* [Task statement]: Word for word, return each entry that follows, with every image removed.

Items from a figure collection

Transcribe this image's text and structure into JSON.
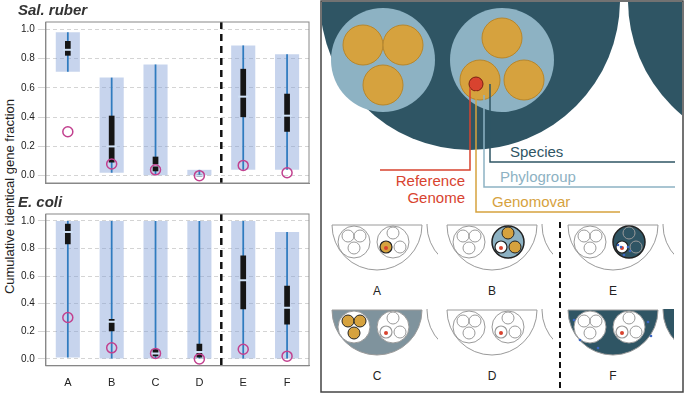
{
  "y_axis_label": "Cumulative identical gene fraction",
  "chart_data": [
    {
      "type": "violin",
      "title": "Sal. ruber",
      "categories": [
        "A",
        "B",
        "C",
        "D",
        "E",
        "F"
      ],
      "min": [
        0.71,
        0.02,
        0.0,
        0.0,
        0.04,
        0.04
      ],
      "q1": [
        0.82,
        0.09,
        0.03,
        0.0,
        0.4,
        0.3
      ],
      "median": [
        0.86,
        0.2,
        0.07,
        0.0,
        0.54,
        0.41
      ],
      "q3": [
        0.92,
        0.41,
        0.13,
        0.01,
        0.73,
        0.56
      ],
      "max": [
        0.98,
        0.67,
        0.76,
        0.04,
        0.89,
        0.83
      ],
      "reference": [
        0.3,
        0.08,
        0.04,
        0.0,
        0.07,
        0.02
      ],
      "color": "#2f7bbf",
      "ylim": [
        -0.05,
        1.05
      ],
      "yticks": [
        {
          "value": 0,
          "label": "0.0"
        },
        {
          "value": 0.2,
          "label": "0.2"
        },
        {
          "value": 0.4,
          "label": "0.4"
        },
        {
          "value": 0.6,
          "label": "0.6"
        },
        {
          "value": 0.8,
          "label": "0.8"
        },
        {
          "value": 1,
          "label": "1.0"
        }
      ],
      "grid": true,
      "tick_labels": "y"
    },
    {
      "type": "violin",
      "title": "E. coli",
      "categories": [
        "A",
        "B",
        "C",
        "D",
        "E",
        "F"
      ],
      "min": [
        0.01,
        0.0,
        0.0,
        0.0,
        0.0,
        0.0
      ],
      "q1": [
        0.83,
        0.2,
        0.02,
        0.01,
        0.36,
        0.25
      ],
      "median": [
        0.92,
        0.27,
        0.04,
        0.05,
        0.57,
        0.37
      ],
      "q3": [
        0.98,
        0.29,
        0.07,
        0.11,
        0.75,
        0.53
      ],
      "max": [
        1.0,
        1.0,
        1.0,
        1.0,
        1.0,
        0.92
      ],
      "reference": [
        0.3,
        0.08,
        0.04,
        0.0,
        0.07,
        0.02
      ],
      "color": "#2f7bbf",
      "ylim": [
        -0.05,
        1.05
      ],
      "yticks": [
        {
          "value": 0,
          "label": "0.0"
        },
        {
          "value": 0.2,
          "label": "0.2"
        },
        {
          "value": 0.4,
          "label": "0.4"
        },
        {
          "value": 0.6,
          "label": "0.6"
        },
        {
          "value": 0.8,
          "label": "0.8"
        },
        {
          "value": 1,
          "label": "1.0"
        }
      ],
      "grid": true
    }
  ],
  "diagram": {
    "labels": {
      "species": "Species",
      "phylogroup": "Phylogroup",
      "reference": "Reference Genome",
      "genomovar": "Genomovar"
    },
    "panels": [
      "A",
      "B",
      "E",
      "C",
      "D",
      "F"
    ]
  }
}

* [Answer to the problem]:
Transcribe this image's text and structure into JSON.
{
  "y_axis_label": "Cumulative identical gene fraction",
  "chart_data": [
    {
      "type": "violin",
      "title": "Sal. ruber",
      "categories": [
        "A",
        "B",
        "C",
        "D",
        "E",
        "F"
      ],
      "min": [
        0.71,
        0.02,
        0.0,
        0.0,
        0.04,
        0.04
      ],
      "q1": [
        0.82,
        0.09,
        0.03,
        0.0,
        0.4,
        0.3
      ],
      "median": [
        0.86,
        0.2,
        0.07,
        0.0,
        0.54,
        0.41
      ],
      "q3": [
        0.92,
        0.41,
        0.13,
        0.01,
        0.73,
        0.56
      ],
      "max": [
        0.98,
        0.67,
        0.76,
        0.04,
        0.89,
        0.83
      ],
      "reference": [
        0.3,
        0.08,
        0.04,
        0.0,
        0.07,
        0.02
      ],
      "color": "#2f7bbf",
      "ylim": [
        -0.05,
        1.05
      ],
      "yticks": [
        {
          "value": 0,
          "label": "0.0"
        },
        {
          "value": 0.2,
          "label": "0.2"
        },
        {
          "value": 0.4,
          "label": "0.4"
        },
        {
          "value": 0.6,
          "label": "0.6"
        },
        {
          "value": 0.8,
          "label": "0.8"
        },
        {
          "value": 1,
          "label": "1.0"
        }
      ],
      "grid": true,
      "tick_labels": "y"
    },
    {
      "type": "violin",
      "title": "E. coli",
      "categories": [
        "A",
        "B",
        "C",
        "D",
        "E",
        "F"
      ],
      "min": [
        0.01,
        0.0,
        0.0,
        0.0,
        0.0,
        0.0
      ],
      "q1": [
        0.83,
        0.2,
        0.02,
        0.01,
        0.36,
        0.25
      ],
      "median": [
        0.92,
        0.27,
        0.04,
        0.05,
        0.57,
        0.37
      ],
      "q3": [
        0.98,
        0.29,
        0.07,
        0.11,
        0.75,
        0.53
      ],
      "max": [
        1.0,
        1.0,
        1.0,
        1.0,
        1.0,
        0.92
      ],
      "reference": [
        0.3,
        0.08,
        0.04,
        0.0,
        0.07,
        0.02
      ],
      "color": "#2f7bbf",
      "ylim": [
        -0.05,
        1.05
      ],
      "yticks": [
        {
          "value": 0,
          "label": "0.0"
        },
        {
          "value": 0.2,
          "label": "0.2"
        },
        {
          "value": 0.4,
          "label": "0.4"
        },
        {
          "value": 0.6,
          "label": "0.6"
        },
        {
          "value": 0.8,
          "label": "0.8"
        },
        {
          "value": 1,
          "label": "1.0"
        }
      ],
      "grid": true
    }
  ],
  "diagram": {
    "labels": {
      "species": "Species",
      "phylogroup": "Phylogroup",
      "reference": "Reference Genome",
      "genomovar": "Genomovar"
    },
    "panels": [
      "A",
      "B",
      "E",
      "C",
      "D",
      "F"
    ]
  }
}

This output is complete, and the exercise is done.